Spatial layout data
* * *
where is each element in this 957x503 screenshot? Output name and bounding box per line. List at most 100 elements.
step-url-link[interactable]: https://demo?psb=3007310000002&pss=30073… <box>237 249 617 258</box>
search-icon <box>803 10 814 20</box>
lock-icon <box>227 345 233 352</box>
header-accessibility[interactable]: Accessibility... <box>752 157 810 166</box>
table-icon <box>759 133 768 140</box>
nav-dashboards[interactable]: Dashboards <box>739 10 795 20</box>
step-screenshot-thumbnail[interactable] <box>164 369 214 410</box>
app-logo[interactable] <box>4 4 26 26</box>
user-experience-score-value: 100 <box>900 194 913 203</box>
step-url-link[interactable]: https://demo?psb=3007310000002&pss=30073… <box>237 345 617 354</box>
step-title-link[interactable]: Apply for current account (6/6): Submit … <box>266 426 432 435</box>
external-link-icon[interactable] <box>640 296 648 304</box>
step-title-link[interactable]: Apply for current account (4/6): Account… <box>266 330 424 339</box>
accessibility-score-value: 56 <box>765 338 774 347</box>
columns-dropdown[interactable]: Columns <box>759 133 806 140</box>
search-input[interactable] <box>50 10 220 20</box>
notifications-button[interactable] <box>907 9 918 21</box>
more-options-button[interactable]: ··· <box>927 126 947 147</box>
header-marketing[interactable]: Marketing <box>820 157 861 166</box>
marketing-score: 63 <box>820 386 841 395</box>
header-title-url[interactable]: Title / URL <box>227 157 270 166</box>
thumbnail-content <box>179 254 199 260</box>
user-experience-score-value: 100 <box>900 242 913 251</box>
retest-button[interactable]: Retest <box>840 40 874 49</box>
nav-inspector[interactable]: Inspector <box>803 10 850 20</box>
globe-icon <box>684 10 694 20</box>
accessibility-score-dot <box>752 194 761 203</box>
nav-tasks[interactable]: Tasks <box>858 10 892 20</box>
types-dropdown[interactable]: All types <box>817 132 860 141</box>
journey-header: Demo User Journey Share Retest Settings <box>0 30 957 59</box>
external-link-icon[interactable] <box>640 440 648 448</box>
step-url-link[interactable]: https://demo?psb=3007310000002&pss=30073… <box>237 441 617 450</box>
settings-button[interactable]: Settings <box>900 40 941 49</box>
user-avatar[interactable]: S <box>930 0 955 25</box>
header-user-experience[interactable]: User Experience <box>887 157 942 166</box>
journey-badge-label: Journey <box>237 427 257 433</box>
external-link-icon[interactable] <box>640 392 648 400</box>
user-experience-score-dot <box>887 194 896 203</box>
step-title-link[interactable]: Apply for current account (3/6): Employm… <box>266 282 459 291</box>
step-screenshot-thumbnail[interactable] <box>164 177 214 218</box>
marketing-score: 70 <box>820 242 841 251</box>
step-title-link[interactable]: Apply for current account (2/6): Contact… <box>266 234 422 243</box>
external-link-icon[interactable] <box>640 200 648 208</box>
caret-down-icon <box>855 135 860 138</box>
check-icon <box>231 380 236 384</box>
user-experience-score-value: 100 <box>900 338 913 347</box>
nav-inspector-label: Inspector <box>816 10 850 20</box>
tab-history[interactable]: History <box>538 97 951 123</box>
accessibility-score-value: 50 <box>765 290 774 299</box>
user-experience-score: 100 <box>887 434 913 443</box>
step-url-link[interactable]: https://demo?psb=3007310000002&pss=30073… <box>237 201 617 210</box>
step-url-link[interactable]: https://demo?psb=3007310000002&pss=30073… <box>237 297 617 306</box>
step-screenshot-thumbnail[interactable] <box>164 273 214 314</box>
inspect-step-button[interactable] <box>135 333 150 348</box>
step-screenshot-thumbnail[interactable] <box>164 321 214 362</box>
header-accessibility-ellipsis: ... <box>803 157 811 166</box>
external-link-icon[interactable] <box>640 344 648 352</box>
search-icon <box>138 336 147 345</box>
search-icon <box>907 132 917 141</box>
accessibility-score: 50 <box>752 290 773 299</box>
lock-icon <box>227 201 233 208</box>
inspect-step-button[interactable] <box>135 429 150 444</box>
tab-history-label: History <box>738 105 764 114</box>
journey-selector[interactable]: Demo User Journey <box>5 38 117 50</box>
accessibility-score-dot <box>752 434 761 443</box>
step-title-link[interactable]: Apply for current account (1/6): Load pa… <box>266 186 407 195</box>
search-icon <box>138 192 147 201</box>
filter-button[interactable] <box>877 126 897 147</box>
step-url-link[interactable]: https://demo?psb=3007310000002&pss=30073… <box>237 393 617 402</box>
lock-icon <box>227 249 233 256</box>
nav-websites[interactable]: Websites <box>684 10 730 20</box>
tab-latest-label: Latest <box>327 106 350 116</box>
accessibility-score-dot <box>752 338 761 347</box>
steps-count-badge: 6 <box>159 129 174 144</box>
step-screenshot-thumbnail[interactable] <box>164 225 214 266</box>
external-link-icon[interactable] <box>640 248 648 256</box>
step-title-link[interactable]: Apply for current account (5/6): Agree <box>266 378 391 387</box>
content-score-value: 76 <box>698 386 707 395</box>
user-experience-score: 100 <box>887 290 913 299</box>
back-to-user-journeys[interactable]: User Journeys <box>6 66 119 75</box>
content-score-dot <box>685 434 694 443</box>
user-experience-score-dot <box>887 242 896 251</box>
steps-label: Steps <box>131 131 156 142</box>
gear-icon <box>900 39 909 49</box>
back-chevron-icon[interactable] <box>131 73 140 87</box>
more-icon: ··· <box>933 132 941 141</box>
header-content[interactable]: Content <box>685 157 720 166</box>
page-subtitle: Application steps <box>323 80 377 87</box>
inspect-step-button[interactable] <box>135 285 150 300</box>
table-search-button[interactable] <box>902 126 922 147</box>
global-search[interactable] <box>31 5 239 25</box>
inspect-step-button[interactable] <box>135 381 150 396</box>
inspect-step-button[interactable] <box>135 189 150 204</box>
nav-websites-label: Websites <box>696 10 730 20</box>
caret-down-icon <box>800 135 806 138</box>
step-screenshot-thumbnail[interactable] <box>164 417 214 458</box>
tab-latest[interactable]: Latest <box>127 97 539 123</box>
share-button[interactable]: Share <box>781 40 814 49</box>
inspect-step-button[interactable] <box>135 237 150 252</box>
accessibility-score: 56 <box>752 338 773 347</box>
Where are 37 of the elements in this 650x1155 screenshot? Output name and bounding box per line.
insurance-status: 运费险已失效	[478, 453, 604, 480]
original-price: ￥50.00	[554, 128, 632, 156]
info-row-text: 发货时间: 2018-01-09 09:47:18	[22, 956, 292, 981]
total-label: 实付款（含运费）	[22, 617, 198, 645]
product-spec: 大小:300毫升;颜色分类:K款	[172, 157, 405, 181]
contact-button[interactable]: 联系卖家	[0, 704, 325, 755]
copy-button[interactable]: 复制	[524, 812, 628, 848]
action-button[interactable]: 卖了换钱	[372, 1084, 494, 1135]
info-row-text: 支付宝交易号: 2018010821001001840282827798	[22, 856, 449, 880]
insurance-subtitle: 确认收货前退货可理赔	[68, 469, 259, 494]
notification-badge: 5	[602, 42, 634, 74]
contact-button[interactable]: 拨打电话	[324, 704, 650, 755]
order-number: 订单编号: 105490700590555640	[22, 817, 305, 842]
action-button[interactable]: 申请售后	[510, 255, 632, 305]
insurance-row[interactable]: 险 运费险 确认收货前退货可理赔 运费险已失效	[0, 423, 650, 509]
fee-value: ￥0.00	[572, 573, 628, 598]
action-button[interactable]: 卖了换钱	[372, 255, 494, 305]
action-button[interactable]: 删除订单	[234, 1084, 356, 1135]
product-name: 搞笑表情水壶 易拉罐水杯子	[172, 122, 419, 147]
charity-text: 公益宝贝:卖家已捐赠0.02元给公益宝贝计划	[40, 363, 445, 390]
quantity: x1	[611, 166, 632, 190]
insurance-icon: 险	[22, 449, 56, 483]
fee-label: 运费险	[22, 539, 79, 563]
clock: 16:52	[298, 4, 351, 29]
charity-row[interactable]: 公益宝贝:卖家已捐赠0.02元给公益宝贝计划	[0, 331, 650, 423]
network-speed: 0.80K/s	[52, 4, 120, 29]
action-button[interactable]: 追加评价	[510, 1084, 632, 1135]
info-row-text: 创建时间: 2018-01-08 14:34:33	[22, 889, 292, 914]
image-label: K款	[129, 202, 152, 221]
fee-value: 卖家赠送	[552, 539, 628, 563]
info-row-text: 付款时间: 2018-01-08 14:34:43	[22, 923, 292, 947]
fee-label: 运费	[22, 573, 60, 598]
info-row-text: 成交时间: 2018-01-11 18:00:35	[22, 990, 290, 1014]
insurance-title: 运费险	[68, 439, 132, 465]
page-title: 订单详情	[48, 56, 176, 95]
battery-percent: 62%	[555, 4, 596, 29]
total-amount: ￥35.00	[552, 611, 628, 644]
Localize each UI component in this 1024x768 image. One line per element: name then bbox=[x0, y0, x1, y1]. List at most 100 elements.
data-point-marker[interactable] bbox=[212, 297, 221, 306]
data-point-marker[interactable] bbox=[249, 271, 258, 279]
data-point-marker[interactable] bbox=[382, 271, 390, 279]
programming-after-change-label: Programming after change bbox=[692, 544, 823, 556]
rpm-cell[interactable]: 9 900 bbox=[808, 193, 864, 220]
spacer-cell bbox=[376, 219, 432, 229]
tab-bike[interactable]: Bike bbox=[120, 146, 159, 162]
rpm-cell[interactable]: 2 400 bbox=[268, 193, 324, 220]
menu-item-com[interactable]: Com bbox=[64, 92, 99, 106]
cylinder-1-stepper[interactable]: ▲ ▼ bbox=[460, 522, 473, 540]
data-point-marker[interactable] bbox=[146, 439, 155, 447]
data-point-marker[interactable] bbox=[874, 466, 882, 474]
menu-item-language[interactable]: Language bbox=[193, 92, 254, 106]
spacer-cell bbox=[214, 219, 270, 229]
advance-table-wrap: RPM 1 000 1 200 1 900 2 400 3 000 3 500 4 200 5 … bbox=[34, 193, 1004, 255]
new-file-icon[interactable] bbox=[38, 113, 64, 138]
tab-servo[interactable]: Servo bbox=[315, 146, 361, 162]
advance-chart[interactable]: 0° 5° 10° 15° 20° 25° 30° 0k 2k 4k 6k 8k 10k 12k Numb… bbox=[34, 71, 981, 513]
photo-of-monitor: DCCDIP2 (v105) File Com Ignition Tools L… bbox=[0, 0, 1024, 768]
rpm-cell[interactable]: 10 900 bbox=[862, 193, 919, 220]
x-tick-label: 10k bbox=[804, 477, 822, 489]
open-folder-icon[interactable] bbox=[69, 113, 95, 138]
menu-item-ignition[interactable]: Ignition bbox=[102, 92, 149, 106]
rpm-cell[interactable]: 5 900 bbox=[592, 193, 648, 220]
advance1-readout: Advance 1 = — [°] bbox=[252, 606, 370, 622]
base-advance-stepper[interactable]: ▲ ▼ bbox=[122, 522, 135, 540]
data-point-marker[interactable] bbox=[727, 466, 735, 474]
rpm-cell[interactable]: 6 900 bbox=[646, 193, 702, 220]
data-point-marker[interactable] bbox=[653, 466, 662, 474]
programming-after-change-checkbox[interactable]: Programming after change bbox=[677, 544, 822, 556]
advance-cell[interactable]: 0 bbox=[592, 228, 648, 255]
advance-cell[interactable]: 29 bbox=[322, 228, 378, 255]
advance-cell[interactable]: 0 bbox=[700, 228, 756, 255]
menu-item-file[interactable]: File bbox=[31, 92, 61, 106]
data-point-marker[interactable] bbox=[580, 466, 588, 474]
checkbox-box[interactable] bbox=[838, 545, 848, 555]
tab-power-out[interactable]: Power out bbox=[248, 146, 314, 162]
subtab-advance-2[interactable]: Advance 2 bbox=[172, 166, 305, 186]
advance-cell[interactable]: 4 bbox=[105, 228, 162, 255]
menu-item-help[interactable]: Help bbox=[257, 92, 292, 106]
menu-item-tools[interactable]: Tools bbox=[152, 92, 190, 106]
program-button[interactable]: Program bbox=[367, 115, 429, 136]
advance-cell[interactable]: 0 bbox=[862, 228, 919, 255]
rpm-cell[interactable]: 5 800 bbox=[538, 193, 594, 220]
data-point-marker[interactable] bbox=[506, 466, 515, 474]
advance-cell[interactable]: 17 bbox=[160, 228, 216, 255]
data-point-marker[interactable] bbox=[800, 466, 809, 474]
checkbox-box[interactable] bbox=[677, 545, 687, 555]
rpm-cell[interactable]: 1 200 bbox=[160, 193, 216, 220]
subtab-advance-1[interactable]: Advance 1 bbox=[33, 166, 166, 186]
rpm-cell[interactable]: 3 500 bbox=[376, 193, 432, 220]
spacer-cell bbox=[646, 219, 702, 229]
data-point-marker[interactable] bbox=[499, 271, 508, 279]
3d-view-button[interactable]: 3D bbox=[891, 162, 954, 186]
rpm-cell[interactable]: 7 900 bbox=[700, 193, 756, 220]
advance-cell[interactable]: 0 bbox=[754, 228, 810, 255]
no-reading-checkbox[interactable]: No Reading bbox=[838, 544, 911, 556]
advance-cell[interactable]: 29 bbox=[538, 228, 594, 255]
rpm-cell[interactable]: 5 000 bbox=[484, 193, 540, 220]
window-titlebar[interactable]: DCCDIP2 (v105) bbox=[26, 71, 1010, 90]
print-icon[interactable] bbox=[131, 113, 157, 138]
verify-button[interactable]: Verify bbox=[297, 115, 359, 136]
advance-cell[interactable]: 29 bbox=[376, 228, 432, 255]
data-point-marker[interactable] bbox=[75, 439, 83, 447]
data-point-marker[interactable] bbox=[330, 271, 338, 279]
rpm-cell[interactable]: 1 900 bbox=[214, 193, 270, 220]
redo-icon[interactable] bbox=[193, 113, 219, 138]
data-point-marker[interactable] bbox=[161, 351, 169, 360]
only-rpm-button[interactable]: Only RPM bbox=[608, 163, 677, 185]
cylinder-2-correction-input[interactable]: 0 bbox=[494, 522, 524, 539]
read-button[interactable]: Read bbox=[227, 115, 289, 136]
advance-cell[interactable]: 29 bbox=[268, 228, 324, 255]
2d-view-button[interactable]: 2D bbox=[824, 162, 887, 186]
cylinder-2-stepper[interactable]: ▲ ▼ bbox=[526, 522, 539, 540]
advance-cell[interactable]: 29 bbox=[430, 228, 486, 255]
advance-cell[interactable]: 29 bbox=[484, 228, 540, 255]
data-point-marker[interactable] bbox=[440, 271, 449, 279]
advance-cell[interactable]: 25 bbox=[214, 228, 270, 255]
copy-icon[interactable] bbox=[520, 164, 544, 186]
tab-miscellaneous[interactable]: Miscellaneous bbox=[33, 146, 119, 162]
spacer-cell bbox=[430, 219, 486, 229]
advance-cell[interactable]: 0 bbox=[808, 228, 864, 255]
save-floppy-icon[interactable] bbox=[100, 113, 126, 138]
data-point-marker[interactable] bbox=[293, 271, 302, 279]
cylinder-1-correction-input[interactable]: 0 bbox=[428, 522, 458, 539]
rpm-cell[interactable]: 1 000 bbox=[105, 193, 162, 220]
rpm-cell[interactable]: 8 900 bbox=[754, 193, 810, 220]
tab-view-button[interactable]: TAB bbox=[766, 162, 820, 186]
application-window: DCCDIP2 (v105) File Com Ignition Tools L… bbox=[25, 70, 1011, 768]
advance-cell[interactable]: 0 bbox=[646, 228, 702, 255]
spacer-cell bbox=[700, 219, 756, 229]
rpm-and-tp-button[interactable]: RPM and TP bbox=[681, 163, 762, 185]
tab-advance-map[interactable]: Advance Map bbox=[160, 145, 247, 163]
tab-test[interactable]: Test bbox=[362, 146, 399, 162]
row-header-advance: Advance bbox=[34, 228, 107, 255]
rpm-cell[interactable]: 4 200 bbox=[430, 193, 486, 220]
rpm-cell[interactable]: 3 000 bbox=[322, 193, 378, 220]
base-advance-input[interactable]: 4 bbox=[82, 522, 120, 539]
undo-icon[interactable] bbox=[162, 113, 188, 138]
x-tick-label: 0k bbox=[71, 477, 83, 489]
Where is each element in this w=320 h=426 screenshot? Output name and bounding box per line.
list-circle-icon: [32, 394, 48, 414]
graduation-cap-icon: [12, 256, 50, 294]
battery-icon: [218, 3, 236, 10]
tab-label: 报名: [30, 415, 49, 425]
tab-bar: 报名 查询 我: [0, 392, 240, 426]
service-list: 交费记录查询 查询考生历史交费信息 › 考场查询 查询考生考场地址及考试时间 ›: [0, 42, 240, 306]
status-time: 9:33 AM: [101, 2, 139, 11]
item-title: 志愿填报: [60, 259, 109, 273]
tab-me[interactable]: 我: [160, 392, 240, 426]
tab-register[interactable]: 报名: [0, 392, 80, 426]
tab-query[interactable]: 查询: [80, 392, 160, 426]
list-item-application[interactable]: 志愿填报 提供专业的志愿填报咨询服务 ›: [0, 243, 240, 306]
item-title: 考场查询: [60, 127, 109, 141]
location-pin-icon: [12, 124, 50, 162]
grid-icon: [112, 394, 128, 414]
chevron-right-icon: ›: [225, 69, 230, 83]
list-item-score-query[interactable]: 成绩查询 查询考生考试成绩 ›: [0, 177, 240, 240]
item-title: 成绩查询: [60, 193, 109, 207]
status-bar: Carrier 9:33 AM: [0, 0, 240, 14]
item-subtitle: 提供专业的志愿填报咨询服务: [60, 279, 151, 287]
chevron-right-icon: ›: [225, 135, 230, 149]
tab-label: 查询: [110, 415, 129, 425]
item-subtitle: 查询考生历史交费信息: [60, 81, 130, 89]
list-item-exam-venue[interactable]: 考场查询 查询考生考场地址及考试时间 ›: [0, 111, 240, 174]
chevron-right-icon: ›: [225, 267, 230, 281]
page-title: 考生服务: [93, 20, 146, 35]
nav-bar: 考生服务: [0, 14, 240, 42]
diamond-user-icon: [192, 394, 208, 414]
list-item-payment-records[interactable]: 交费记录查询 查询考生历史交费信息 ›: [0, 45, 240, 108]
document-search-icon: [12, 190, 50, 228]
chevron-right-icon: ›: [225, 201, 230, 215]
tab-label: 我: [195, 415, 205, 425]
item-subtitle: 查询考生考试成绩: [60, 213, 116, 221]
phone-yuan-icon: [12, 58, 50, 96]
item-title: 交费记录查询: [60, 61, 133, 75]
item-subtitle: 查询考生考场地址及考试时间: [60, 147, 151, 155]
* * *
Written request = Starting at the beginning of the entries and ending at the line that contains "search-input[interactable] <box>50 10", reproduce those lines with every occurrence of "step-title-link" changed to "step-name-link" and nothing else altered.

Task response =
where is each element in this 957x503 screenshot? Output name and bounding box per line. List at most 100 elements.
step-url-link[interactable]: https://demo?psb=3007310000002&pss=30073… <box>237 249 617 258</box>
search-icon <box>803 10 814 20</box>
lock-icon <box>227 345 233 352</box>
header-accessibility[interactable]: Accessibility... <box>752 157 810 166</box>
table-icon <box>759 133 768 140</box>
nav-dashboards[interactable]: Dashboards <box>739 10 795 20</box>
step-screenshot-thumbnail[interactable] <box>164 369 214 410</box>
app-logo[interactable] <box>4 4 26 26</box>
user-experience-score-value: 100 <box>900 194 913 203</box>
step-url-link[interactable]: https://demo?psb=3007310000002&pss=30073… <box>237 345 617 354</box>
step-name-link[interactable]: Apply for current account (6/6): Submit … <box>266 426 432 435</box>
external-link-icon[interactable] <box>640 296 648 304</box>
step-name-link[interactable]: Apply for current account (4/6): Account… <box>266 330 424 339</box>
accessibility-score-value: 56 <box>765 338 774 347</box>
columns-dropdown[interactable]: Columns <box>759 133 806 140</box>
search-input[interactable] <box>50 10 220 20</box>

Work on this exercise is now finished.